— Begin RAW RECORDS —

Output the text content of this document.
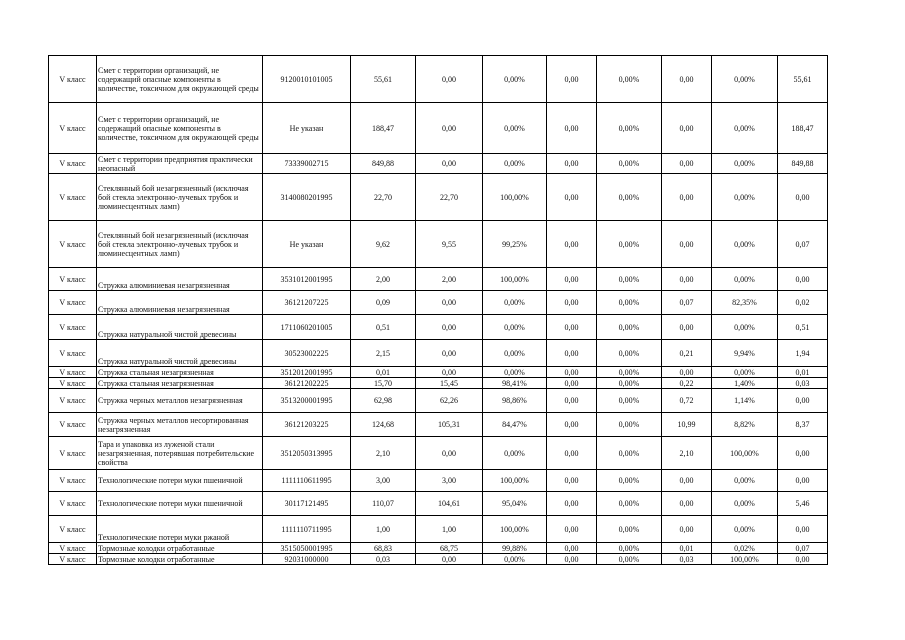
V класс	Смет с территории организаций, не содержащий опасные компоненты в количестве, токсичном для окружающей среды	9120010101005	55,61	0,00	0,00%	0,00	0,00%	0,00	0,00%	55,61	
V класс	Смет с территории организаций, не содержащий опасные компоненты в количестве, токсичном для окружающей среды	Не указан	188,47	0,00	0,00%	0,00	0,00%	0,00	0,00%	188,47	
V класс	Смет с территории предприятия практически неопасный	73339002715	849,88	0,00	0,00%	0,00	0,00%	0,00	0,00%	849,88	
V класс	Стеклянный бой незагрязненный (исключая бой стекла электронно-лучевых трубок и люминесцентных ламп)	3140080201995	22,70	22,70	100,00%	0,00	0,00%	0,00	0,00%	0,00	
V класс	Стеклянный бой незагрязненный (исключая бой стекла электронно-лучевых трубок и люминесцентных ламп)	Не указан	9,62	9,55	99,25%	0,00	0,00%	0,00	0,00%	0,07	
V класс	Стружка алюминиевая незагрязненная	3531012001995	2,00	2,00	100,00%	0,00	0,00%	0,00	0,00%	0,00	
V класс	Стружка алюминиевая незагрязненная	36121207225	0,09	0,00	0,00%	0,00	0,00%	0,07	82,35%	0,02	
V класс	Стружка натуральной чистой древесины	1711060201005	0,51	0,00	0,00%	0,00	0,00%	0,00	0,00%	0,51	
V класс	Стружка натуральной чистой древесины	30523002225	2,15	0,00	0,00%	0,00	0,00%	0,21	9,94%	1,94	
V класс	Стружка стальная незагрязненная	3512012001995	0,01	0,00	0,00%	0,00	0,00%	0,00	0,00%	0,01	
V класс	Стружка стальная незагрязненная	36121202225	15,70	15,45	98,41%	0,00	0,00%	0,22	1,40%	0,03	
V класс	Стружка черных металлов незагрязненная	3513200001995	62,98	62,26	98,86%	0,00	0,00%	0,72	1,14%	0,00	
V класс	Стружка черных металлов несортированная незагрязненная	36121203225	124,68	105,31	84,47%	0,00	0,00%	10,99	8,82%	8,37	
V класс	Тара и упаковка из луженой стали незагрязненная, потерявшая потребительские свойства	3512050313995	2,10	0,00	0,00%	0,00	0,00%	2,10	100,00%	0,00	
V класс	Технологические потери муки пшеничной	1111110611995	3,00	3,00	100,00%	0,00	0,00%	0,00	0,00%	0,00	
V класс	Технологические потери муки пшеничной	30117121495	110,07	104,61	95,04%	0,00	0,00%	0,00	0,00%	5,46	
V класс	Технологические потери муки ржаной	1111110711995	1,00	1,00	100,00%	0,00	0,00%	0,00	0,00%	0,00	
V класс	Тормозные колодки отработанные	3515050001995	68,83	68,75	99,88%	0,00	0,00%	0,01	0,02%	0,07	
V класс	Тормозные колодки отработанные	92031000000	0,03	0,00	0,00%	0,00	0,00%	0,03	100,00%	0,00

— End RAW RECORDS —

- DESCRIPTION OF THE TASK
Can the entries above be repeated exactly, without their pictures?

- CORRECT OUTPUT
Output the text content of this document.
V класс	Смет с территории организаций, не содержащий опасные компоненты в количестве, токсичном для окружающей среды	9120010101005	55,61	0,00	0,00%	0,00	0,00%	0,00	0,00%	55,61	
V класс	Смет с территории организаций, не содержащий опасные компоненты в количестве, токсичном для окружающей среды	Не указан	188,47	0,00	0,00%	0,00	0,00%	0,00	0,00%	188,47	
V класс	Смет с территории предприятия практически неопасный	73339002715	849,88	0,00	0,00%	0,00	0,00%	0,00	0,00%	849,88	
V класс	Стеклянный бой незагрязненный (исключая бой стекла электронно-лучевых трубок и люминесцентных ламп)	3140080201995	22,70	22,70	100,00%	0,00	0,00%	0,00	0,00%	0,00	
V класс	Стеклянный бой незагрязненный (исключая бой стекла электронно-лучевых трубок и люминесцентных ламп)	Не указан	9,62	9,55	99,25%	0,00	0,00%	0,00	0,00%	0,07	
V класс	Стружка алюминиевая незагрязненная	3531012001995	2,00	2,00	100,00%	0,00	0,00%	0,00	0,00%	0,00	
V класс	Стружка алюминиевая незагрязненная	36121207225	0,09	0,00	0,00%	0,00	0,00%	0,07	82,35%	0,02	
V класс	Стружка натуральной чистой древесины	1711060201005	0,51	0,00	0,00%	0,00	0,00%	0,00	0,00%	0,51	
V класс	Стружка натуральной чистой древесины	30523002225	2,15	0,00	0,00%	0,00	0,00%	0,21	9,94%	1,94	
V класс	Стружка стальная незагрязненная	3512012001995	0,01	0,00	0,00%	0,00	0,00%	0,00	0,00%	0,01	
V класс	Стружка стальная незагрязненная	36121202225	15,70	15,45	98,41%	0,00	0,00%	0,22	1,40%	0,03	
V класс	Стружка черных металлов незагрязненная	3513200001995	62,98	62,26	98,86%	0,00	0,00%	0,72	1,14%	0,00	
V класс	Стружка черных металлов несортированная незагрязненная	36121203225	124,68	105,31	84,47%	0,00	0,00%	10,99	8,82%	8,37	
V класс	Тара и упаковка из луженой стали незагрязненная, потерявшая потребительские свойства	3512050313995	2,10	0,00	0,00%	0,00	0,00%	2,10	100,00%	0,00	
V класс	Технологические потери муки пшеничной	1111110611995	3,00	3,00	100,00%	0,00	0,00%	0,00	0,00%	0,00	
V класс	Технологические потери муки пшеничной	30117121495	110,07	104,61	95,04%	0,00	0,00%	0,00	0,00%	5,46	
V класс	Технологические потери муки ржаной	1111110711995	1,00	1,00	100,00%	0,00	0,00%	0,00	0,00%	0,00	
V класс	Тормозные колодки отработанные	3515050001995	68,83	68,75	99,88%	0,00	0,00%	0,01	0,02%	0,07	
V класс	Тормозные колодки отработанные	92031000000	0,03	0,00	0,00%	0,00	0,00%	0,03	100,00%	0,00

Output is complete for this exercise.